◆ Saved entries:

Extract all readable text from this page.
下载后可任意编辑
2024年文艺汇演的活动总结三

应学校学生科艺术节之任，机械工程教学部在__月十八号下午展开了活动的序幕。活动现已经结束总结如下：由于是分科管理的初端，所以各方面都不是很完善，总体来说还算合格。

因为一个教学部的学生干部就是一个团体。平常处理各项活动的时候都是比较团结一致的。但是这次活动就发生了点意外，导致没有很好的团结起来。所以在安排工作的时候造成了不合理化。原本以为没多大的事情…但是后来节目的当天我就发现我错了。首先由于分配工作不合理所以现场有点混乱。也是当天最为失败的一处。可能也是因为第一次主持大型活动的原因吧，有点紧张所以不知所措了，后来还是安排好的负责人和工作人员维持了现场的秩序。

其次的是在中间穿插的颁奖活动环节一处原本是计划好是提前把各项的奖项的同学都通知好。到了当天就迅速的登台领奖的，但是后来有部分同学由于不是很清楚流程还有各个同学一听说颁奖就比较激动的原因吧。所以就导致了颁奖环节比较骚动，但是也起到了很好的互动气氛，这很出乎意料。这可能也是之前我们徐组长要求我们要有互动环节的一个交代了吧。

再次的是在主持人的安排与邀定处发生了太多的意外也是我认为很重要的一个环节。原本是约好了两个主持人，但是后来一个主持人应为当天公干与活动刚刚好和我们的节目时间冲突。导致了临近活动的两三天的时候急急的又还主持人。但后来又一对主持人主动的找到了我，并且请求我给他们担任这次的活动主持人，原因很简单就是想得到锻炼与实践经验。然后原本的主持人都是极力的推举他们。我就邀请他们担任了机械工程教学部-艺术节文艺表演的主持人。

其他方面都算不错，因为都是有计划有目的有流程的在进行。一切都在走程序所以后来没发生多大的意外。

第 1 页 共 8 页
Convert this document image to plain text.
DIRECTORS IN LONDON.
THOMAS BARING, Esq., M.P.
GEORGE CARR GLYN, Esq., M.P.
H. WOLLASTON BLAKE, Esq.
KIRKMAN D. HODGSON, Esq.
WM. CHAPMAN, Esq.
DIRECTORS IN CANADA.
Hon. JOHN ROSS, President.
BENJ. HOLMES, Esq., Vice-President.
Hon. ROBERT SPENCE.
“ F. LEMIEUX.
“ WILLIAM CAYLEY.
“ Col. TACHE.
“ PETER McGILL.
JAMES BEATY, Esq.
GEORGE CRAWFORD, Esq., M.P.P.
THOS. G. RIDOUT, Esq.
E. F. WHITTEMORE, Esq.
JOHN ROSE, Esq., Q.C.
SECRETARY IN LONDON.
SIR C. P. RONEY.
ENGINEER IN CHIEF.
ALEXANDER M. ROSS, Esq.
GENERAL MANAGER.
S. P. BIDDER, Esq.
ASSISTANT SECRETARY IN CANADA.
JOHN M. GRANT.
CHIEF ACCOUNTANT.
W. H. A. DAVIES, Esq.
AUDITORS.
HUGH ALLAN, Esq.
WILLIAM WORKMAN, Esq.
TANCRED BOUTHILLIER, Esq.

◆ What is being asked: Using the material above, report each line where "JOHN" occurs.

◆ Worked solution:
Hon. JOHN ROSS, President.
JOHN ROSE, Esq., Q.C.
JOHN M. GRANT.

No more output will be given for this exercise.